━━━ DATASET ENTRIES
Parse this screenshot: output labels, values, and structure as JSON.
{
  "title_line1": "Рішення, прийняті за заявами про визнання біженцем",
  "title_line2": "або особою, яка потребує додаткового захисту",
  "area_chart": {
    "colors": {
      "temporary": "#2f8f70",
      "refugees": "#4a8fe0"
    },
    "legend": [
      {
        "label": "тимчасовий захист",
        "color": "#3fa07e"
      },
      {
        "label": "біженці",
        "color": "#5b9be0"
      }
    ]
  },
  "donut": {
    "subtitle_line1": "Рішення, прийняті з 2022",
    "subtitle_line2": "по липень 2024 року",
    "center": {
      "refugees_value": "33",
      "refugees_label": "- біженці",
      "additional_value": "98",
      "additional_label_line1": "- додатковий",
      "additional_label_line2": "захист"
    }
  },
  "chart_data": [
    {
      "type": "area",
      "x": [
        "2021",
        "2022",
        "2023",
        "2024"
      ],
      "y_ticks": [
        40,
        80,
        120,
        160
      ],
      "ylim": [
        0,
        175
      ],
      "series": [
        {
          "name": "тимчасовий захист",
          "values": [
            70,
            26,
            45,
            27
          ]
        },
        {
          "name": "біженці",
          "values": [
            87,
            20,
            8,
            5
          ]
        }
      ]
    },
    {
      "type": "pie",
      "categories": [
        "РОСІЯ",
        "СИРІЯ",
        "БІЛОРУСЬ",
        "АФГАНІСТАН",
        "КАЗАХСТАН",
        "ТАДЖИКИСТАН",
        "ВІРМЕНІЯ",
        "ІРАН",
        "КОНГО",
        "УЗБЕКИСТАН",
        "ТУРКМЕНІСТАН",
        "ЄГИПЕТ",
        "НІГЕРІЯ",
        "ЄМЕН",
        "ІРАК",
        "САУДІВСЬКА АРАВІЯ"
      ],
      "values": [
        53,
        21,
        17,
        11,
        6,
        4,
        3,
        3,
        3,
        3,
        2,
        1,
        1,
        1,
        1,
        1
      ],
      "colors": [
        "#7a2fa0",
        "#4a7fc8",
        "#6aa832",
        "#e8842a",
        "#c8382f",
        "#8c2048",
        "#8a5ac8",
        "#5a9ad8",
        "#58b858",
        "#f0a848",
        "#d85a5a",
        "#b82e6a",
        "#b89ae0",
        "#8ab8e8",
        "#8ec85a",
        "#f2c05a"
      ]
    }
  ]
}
━━━━━━
SHORT PROBLEM: All of the data needs to be reproduced exactly, with no line missing.

SOLUTION:
Parse this screenshot: output labels, values, and structure as JSON.
{
  "title_line1": "Рішення, прийняті за заявами про визнання біженцем",
  "title_line2": "або особою, яка потребує додаткового захисту",
  "area_chart": {
    "colors": {
      "temporary": "#2f8f70",
      "refugees": "#4a8fe0"
    },
    "legend": [
      {
        "label": "тимчасовий захист",
        "color": "#3fa07e"
      },
      {
        "label": "біженці",
        "color": "#5b9be0"
      }
    ]
  },
  "donut": {
    "subtitle_line1": "Рішення, прийняті з 2022",
    "subtitle_line2": "по липень 2024 року",
    "center": {
      "refugees_value": "33",
      "refugees_label": "- біженці",
      "additional_value": "98",
      "additional_label_line1": "- додатковий",
      "additional_label_line2": "захист"
    }
  },
  "chart_data": [
    {
      "type": "area",
      "x": [
        "2021",
        "2022",
        "2023",
        "2024"
      ],
      "y_ticks": [
        40,
        80,
        120,
        160
      ],
      "ylim": [
        0,
        175
      ],
      "series": [
        {
          "name": "тимчасовий захист",
          "values": [
            70,
            26,
            45,
            27
          ]
        },
        {
          "name": "біженці",
          "values": [
            87,
            20,
            8,
            5
          ]
        }
      ]
    },
    {
      "type": "pie",
      "categories": [
        "РОСІЯ",
        "СИРІЯ",
        "БІЛОРУСЬ",
        "АФГАНІСТАН",
        "КАЗАХСТАН",
        "ТАДЖИКИСТАН",
        "ВІРМЕНІЯ",
        "ІРАН",
        "КОНГО",
        "УЗБЕКИСТАН",
        "ТУРКМЕНІСТАН",
        "ЄГИПЕТ",
        "НІГЕРІЯ",
        "ЄМЕН",
        "ІРАК",
        "САУДІВСЬКА АРАВІЯ"
      ],
      "values": [
        53,
        21,
        17,
        11,
        6,
        4,
        3,
        3,
        3,
        3,
        2,
        1,
        1,
        1,
        1,
        1
      ],
      "colors": [
        "#7a2fa0",
        "#4a7fc8",
        "#6aa832",
        "#e8842a",
        "#c8382f",
        "#8c2048",
        "#8a5ac8",
        "#5a9ad8",
        "#58b858",
        "#f0a848",
        "#d85a5a",
        "#b82e6a",
        "#b89ae0",
        "#8ab8e8",
        "#8ec85a",
        "#f2c05a"
      ]
    }
  ]
}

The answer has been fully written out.